What is being asked: In the data, extract each line that holds the string "JSON".

Available data:
════════════════

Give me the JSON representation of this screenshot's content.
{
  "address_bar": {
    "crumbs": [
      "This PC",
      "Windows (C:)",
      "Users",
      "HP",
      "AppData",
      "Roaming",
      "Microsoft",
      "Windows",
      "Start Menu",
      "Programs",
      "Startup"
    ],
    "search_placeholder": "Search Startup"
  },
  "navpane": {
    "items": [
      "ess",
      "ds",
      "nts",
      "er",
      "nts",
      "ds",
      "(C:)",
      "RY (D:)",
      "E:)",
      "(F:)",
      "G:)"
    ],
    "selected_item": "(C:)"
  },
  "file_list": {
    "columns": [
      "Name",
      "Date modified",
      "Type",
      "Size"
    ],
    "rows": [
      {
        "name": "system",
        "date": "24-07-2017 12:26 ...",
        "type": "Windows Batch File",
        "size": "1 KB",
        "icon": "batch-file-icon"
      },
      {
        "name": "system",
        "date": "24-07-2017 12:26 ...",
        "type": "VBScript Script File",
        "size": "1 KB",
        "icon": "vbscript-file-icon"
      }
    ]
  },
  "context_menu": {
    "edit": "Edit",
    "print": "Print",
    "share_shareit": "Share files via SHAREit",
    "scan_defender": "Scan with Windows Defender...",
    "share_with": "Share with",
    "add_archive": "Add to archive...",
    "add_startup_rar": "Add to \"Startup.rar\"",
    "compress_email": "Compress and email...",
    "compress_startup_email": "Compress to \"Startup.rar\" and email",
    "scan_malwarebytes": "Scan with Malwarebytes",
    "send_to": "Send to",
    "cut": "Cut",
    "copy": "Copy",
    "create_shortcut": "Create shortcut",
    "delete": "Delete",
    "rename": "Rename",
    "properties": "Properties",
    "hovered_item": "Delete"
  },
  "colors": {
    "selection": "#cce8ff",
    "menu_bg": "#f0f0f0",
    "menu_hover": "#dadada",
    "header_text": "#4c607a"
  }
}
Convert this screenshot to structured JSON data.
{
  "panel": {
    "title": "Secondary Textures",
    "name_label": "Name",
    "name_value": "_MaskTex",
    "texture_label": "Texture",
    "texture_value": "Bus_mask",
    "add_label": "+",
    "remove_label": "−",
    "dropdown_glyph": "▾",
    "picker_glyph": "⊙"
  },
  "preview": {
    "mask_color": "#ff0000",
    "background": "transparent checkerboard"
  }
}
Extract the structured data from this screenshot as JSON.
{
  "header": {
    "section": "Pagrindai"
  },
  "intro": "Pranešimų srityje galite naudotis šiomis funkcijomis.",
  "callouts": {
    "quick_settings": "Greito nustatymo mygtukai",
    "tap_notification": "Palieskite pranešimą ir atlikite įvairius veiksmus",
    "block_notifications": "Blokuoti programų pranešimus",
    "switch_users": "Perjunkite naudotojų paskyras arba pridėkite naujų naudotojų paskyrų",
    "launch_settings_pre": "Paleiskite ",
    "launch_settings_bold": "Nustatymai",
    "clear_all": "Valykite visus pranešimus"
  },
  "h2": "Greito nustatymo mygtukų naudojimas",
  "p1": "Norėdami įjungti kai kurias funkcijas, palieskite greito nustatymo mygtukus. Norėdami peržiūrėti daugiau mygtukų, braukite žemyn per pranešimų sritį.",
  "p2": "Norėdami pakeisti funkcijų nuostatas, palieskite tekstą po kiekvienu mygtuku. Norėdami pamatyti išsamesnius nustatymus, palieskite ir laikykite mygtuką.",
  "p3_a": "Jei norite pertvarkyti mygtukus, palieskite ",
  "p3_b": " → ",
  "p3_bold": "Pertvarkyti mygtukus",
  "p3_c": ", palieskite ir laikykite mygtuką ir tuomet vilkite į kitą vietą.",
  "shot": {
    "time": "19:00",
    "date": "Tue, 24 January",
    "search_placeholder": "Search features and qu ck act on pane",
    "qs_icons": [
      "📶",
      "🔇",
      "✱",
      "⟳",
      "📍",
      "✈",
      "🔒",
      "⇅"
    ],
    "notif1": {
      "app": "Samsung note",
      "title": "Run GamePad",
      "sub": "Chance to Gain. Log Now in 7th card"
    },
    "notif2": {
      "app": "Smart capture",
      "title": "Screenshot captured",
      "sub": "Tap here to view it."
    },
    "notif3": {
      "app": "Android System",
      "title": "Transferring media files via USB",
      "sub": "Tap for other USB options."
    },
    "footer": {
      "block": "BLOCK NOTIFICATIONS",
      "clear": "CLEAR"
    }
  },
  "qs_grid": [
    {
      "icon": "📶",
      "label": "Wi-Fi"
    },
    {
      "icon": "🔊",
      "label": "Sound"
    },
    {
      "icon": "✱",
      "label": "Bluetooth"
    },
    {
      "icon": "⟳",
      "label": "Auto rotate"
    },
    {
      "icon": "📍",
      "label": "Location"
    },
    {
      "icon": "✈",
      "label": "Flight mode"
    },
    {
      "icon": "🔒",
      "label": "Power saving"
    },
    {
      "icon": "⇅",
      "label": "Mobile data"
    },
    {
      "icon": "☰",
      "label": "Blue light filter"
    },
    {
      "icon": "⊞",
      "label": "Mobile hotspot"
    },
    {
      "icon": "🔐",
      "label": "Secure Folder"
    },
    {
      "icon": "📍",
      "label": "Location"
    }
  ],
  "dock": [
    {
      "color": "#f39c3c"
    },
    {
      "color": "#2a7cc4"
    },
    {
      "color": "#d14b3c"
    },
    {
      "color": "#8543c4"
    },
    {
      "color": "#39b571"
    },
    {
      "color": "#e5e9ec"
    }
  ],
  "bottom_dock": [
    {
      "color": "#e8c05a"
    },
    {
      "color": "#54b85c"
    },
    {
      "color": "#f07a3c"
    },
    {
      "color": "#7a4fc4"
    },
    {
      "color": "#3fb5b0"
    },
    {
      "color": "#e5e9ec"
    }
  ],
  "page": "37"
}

════════════════

Answer to the task:
Give me the JSON representation of this screenshot's content.
Convert this screenshot to structured JSON data.
Extract the structured data from this screenshot as JSON.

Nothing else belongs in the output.